## [Assignment]
One number is the whole answer: the tally of lines in the records that include the word "copy".

Excerpted records START

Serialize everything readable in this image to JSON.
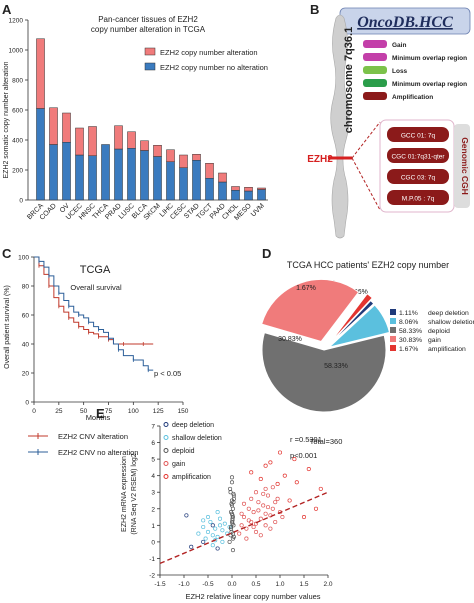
{
  "panels": {
    "A": "A",
    "B": "B",
    "C": "C",
    "D": "D",
    "E": "E"
  },
  "chart_data": [
    {
      "type": "bar",
      "title": "Pan-cancer tissues of EZH2 copy number alteration in TCGA",
      "title_lines": [
        "Pan-cancer tissues of EZH2",
        "copy number alteration in TCGA"
      ],
      "ylabel": "EZH2 somatic copy number alteration",
      "ylim": [
        0,
        1200
      ],
      "yticks": [
        0,
        200,
        400,
        600,
        800,
        1000,
        1200
      ],
      "categories": [
        "BRCA",
        "COAD",
        "OV",
        "UCEC",
        "HNSC",
        "THCA",
        "PRAD",
        "LUSC",
        "BLCA",
        "SKCM",
        "LIHC",
        "CESC",
        "STAD",
        "TGCT",
        "PAAD",
        "CHOL",
        "MESO",
        "UVM"
      ],
      "stacked": true,
      "series": [
        {
          "name": "EZH2 copy number no alteration",
          "color": "#3a7bbf",
          "values": [
            610,
            370,
            385,
            300,
            295,
            370,
            340,
            345,
            330,
            290,
            255,
            215,
            265,
            145,
            120,
            65,
            60,
            70
          ]
        },
        {
          "name": "EZH2 copy number alteration",
          "color": "#f07b7b",
          "values": [
            465,
            245,
            195,
            180,
            195,
            0,
            155,
            110,
            65,
            75,
            80,
            85,
            40,
            100,
            60,
            25,
            25,
            10
          ]
        }
      ]
    },
    {
      "type": "line",
      "subtitle": "TCGA",
      "annotation": "Overall survival",
      "pvalue": "p < 0.05",
      "xlabel": "Months",
      "ylabel": "Overall patient survival (%)",
      "xlim": [
        0,
        150
      ],
      "ylim": [
        0,
        100
      ],
      "xticks": [
        0,
        25,
        50,
        75,
        100,
        125,
        150
      ],
      "yticks": [
        0,
        20,
        40,
        60,
        80,
        100
      ],
      "series": [
        {
          "name": "EZH2 CNV alteration",
          "color": "#c0392b",
          "x": [
            0,
            5,
            10,
            15,
            20,
            25,
            30,
            35,
            40,
            45,
            50,
            55,
            60,
            65,
            70,
            75,
            80,
            90,
            100,
            110,
            120
          ],
          "y": [
            100,
            94,
            88,
            80,
            72,
            66,
            62,
            58,
            55,
            52,
            50,
            48,
            47,
            45,
            45,
            43,
            40,
            40,
            40,
            40,
            40
          ]
        },
        {
          "name": "EZH2 CNV no alteration",
          "color": "#2c5f99",
          "x": [
            0,
            5,
            10,
            15,
            20,
            25,
            30,
            35,
            40,
            45,
            50,
            55,
            60,
            65,
            70,
            75,
            80,
            85,
            90,
            100,
            110,
            115,
            120
          ],
          "y": [
            100,
            97,
            93,
            87,
            80,
            75,
            70,
            66,
            62,
            60,
            58,
            55,
            52,
            50,
            48,
            44,
            40,
            36,
            32,
            29,
            25,
            22,
            22
          ]
        }
      ]
    },
    {
      "type": "pie",
      "title": "TCGA HCC patients' EZH2 copy number",
      "total_label": "Total=360",
      "slices": [
        {
          "name": "deep deletion",
          "value": 1.11,
          "label": "1.11%",
          "color": "#1f3a7a"
        },
        {
          "name": "shallow deletion",
          "value": 8.06,
          "label": "8.06%",
          "color": "#5bc0de"
        },
        {
          "name": "deploid",
          "value": 58.33,
          "label": "58.33%",
          "color": "#707070"
        },
        {
          "name": "gain",
          "value": 30.83,
          "label": "30.83%",
          "color": "#f07b7b"
        },
        {
          "name": "amplification",
          "value": 1.67,
          "label": "1.67%",
          "color": "#e3342f"
        }
      ]
    },
    {
      "type": "scatter",
      "xlabel": "EZH2 relative linear copy number values",
      "ylabel": "EZH2 mRNA expression (RNA Seq V2 RSEM) log2",
      "ylabel_lines": [
        "EZH2 mRNA expression",
        "(RNA Seq V2 RSEM) log2"
      ],
      "xlim": [
        -1.5,
        2.0
      ],
      "ylim": [
        -2,
        7
      ],
      "xticks": [
        "-1.5",
        "-1.0",
        "-0.5",
        "0.0",
        "0.5",
        "1.0",
        "1.5",
        "2.0"
      ],
      "yticks": [
        "-2",
        "-1",
        "0",
        "1",
        "2",
        "3",
        "4",
        "5",
        "6",
        "7"
      ],
      "r": "r =0.5391",
      "p": "p<0.001",
      "trendline": {
        "x": [
          -1.5,
          2.0
        ],
        "y": [
          -1.3,
          3.0
        ],
        "color": "#b22222"
      },
      "series": [
        {
          "name": "deep deletion",
          "color": "#1f3a7a",
          "x": [
            -0.95,
            -0.85,
            -0.6,
            -0.4,
            -0.3
          ],
          "y": [
            1.6,
            -0.3,
            0.0,
            1.0,
            -0.4
          ]
        },
        {
          "name": "shallow deletion",
          "color": "#5bc0de",
          "x": [
            -0.7,
            -0.6,
            -0.55,
            -0.5,
            -0.45,
            -0.4,
            -0.35,
            -0.3,
            -0.25,
            -0.2,
            -0.15,
            -0.1,
            -0.05,
            -0.5,
            -0.3,
            -0.2,
            -0.4,
            -0.25,
            -0.6,
            -0.35
          ],
          "y": [
            0.5,
            0.9,
            0.2,
            0.6,
            1.2,
            0.4,
            0.8,
            0.3,
            1.0,
            0.7,
            1.1,
            0.5,
            0.9,
            1.5,
            1.8,
            0.0,
            -0.2,
            1.4,
            1.3,
            0.1
          ]
        },
        {
          "name": "deploid",
          "color": "#555555",
          "x": [
            -0.05,
            -0.03,
            -0.02,
            0.0,
            0.01,
            0.02,
            0.03,
            0.04,
            -0.04,
            0.0,
            0.02,
            -0.01,
            0.03,
            0.01,
            -0.02,
            0.0,
            0.04,
            -0.03,
            0.02,
            0.01,
            0.0,
            -0.01,
            0.03,
            0.02,
            0.0,
            -0.02,
            0.01,
            0.04,
            0.0,
            0.02
          ],
          "y": [
            0.0,
            0.4,
            0.8,
            1.2,
            1.6,
            2.0,
            2.4,
            2.8,
            3.2,
            3.6,
            0.2,
            0.6,
            1.0,
            1.4,
            1.8,
            2.2,
            2.6,
            3.0,
            0.5,
            1.1,
            1.7,
            2.3,
            2.9,
            -0.5,
            3.9,
            0.9,
            1.3,
            0.3,
            2.5,
            1.5
          ]
        },
        {
          "name": "gain",
          "color": "#e05555",
          "x": [
            0.15,
            0.2,
            0.25,
            0.3,
            0.35,
            0.4,
            0.45,
            0.5,
            0.55,
            0.6,
            0.65,
            0.7,
            0.75,
            0.8,
            0.85,
            0.9,
            0.95,
            1.0,
            0.3,
            0.4,
            0.5,
            0.6,
            0.7,
            0.8,
            0.9,
            0.35,
            0.55,
            0.75,
            0.2,
            0.45,
            0.65,
            0.85,
            1.05,
            0.25,
            0.5,
            0.7
          ],
          "y": [
            0.5,
            1.0,
            1.5,
            0.8,
            2.0,
            1.2,
            1.8,
            0.6,
            2.4,
            1.4,
            2.2,
            1.0,
            2.8,
            1.6,
            2.0,
            1.2,
            2.6,
            1.8,
            0.2,
            2.6,
            3.0,
            0.4,
            3.2,
            0.8,
            2.4,
            1.3,
            1.9,
            2.1,
            1.7,
            0.9,
            2.9,
            3.3,
            1.5,
            2.3,
            1.1,
            1.7
          ]
        },
        {
          "name": "amplification",
          "color": "#e3342f",
          "x": [
            0.4,
            0.6,
            0.8,
            0.95,
            1.1,
            1.2,
            1.35,
            1.5,
            1.6,
            1.75,
            1.85,
            1.3,
            1.0,
            0.7
          ],
          "y": [
            4.2,
            3.8,
            4.8,
            3.5,
            4.0,
            2.5,
            3.6,
            1.5,
            4.4,
            2.0,
            3.2,
            5.0,
            5.4,
            4.6
          ]
        }
      ]
    }
  ],
  "panel_b": {
    "title": "OncoDB.HCC",
    "chromosome": "chromosome 7q36.1",
    "gene": "EZH2",
    "legend": [
      {
        "label": "Gain",
        "color": "#c33fa9"
      },
      {
        "label": "Minimum overlap region",
        "color": "#c33fa9"
      },
      {
        "label": "Loss",
        "color": "#7cc24a"
      },
      {
        "label": "Minimum overlap region",
        "color": "#2a9d4a"
      },
      {
        "label": "Amplification",
        "color": "#8b1a1a"
      }
    ],
    "boxes": [
      "GCC 01: 7q",
      "CGC 01:7q31-qter",
      "CGC 03: 7q",
      "M.P.05 : 7q"
    ],
    "genomic_label": "Genomic CGH"
  },
  "pie_legend": [
    {
      "pct": "1.11%",
      "name": "deep deletion"
    },
    {
      "pct": "8.06%",
      "name": "shallow deletion"
    },
    {
      "pct": "58.33%",
      "name": "deploid"
    },
    {
      "pct": "30.83%",
      "name": "gain"
    },
    {
      "pct": "1.67%",
      "name": "amplification"
    }
  ]
}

Excerpted records END

## [Exercise response]
7